Extracted data entries
╔══

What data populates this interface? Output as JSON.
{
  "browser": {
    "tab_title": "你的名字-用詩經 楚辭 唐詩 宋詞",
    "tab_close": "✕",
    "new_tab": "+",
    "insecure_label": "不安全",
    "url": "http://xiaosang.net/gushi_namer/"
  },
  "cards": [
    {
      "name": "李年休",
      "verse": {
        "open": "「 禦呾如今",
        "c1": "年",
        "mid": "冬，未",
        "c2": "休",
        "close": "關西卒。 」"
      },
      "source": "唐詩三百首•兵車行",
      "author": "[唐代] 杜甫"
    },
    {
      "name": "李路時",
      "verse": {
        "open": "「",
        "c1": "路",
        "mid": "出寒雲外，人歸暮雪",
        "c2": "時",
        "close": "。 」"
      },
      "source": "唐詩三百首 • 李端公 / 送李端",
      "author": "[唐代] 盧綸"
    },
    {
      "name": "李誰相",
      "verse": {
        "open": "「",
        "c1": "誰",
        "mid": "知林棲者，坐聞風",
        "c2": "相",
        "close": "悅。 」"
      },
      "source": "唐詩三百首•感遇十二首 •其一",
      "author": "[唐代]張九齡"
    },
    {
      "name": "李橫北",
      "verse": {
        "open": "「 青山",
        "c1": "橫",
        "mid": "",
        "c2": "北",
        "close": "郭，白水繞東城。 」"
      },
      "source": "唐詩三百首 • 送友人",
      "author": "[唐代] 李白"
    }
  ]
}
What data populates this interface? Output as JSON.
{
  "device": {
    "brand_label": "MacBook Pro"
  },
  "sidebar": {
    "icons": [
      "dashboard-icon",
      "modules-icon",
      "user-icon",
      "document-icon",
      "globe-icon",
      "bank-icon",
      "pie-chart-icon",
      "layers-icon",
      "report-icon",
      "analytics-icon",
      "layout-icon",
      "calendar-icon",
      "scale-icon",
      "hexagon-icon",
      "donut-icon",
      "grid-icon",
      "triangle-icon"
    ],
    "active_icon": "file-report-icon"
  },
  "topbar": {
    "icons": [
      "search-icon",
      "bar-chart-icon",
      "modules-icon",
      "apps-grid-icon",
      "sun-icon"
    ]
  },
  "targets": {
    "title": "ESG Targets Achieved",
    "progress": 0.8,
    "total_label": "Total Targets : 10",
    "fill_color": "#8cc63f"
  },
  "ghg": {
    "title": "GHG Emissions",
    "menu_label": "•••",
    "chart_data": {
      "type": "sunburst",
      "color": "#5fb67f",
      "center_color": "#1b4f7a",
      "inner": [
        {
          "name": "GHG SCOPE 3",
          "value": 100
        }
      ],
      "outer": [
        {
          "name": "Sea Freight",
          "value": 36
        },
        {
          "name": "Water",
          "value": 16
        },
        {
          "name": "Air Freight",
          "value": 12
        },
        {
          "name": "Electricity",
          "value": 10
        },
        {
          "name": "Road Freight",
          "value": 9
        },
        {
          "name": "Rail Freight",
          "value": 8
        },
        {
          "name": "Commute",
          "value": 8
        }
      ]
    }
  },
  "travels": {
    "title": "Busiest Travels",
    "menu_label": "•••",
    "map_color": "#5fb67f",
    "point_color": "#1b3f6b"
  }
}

╚══

■ **Set task**
Extract all lines as given.

■ **Answer for this exercise**
What data populates this interface? Output as JSON.
{
  "browser": {
    "tab_title": "你的名字-用詩經 楚辭 唐詩 宋詞",
    "tab_close": "✕",
    "new_tab": "+",
    "insecure_label": "不安全",
    "url": "http://xiaosang.net/gushi_namer/"
  },
  "cards": [
    {
      "name": "李年休",
      "verse": {
        "open": "「 禦呾如今",
        "c1": "年",
        "mid": "冬，未",
        "c2": "休",
        "close": "關西卒。 」"
      },
      "source": "唐詩三百首•兵車行",
      "author": "[唐代] 杜甫"
    },
    {
      "name": "李路時",
      "verse": {
        "open": "「",
        "c1": "路",
        "mid": "出寒雲外，人歸暮雪",
        "c2": "時",
        "close": "。 」"
      },
      "source": "唐詩三百首 • 李端公 / 送李端",
      "author": "[唐代] 盧綸"
    },
    {
      "name": "李誰相",
      "verse": {
        "open": "「",
        "c1": "誰",
        "mid": "知林棲者，坐聞風",
        "c2": "相",
        "close": "悅。 」"
      },
      "source": "唐詩三百首•感遇十二首 •其一",
      "author": "[唐代]張九齡"
    },
    {
      "name": "李橫北",
      "verse": {
        "open": "「 青山",
        "c1": "橫",
        "mid": "",
        "c2": "北",
        "close": "郭，白水繞東城。 」"
      },
      "source": "唐詩三百首 • 送友人",
      "author": "[唐代] 李白"
    }
  ]
}
What data populates this interface? Output as JSON.
{
  "device": {
    "brand_label": "MacBook Pro"
  },
  "sidebar": {
    "icons": [
      "dashboard-icon",
      "modules-icon",
      "user-icon",
      "document-icon",
      "globe-icon",
      "bank-icon",
      "pie-chart-icon",
      "layers-icon",
      "report-icon",
      "analytics-icon",
      "layout-icon",
      "calendar-icon",
      "scale-icon",
      "hexagon-icon",
      "donut-icon",
      "grid-icon",
      "triangle-icon"
    ],
    "active_icon": "file-report-icon"
  },
  "topbar": {
    "icons": [
      "search-icon",
      "bar-chart-icon",
      "modules-icon",
      "apps-grid-icon",
      "sun-icon"
    ]
  },
  "targets": {
    "title": "ESG Targets Achieved",
    "progress": 0.8,
    "total_label": "Total Targets : 10",
    "fill_color": "#8cc63f"
  },
  "ghg": {
    "title": "GHG Emissions",
    "menu_label": "•••",
    "chart_data": {
      "type": "sunburst",
      "color": "#5fb67f",
      "center_color": "#1b4f7a",
      "inner": [
        {
          "name": "GHG SCOPE 3",
          "value": 100
        }
      ],
      "outer": [
        {
          "name": "Sea Freight",
          "value": 36
        },
        {
          "name": "Water",
          "value": 16
        },
        {
          "name": "Air Freight",
          "value": 12
        },
        {
          "name": "Electricity",
          "value": 10
        },
        {
          "name": "Road Freight",
          "value": 9
        },
        {
          "name": "Rail Freight",
          "value": 8
        },
        {
          "name": "Commute",
          "value": 8
        }
      ]
    }
  },
  "travels": {
    "title": "Busiest Travels",
    "menu_label": "•••",
    "map_color": "#5fb67f",
    "point_color": "#1b3f6b"
  }
}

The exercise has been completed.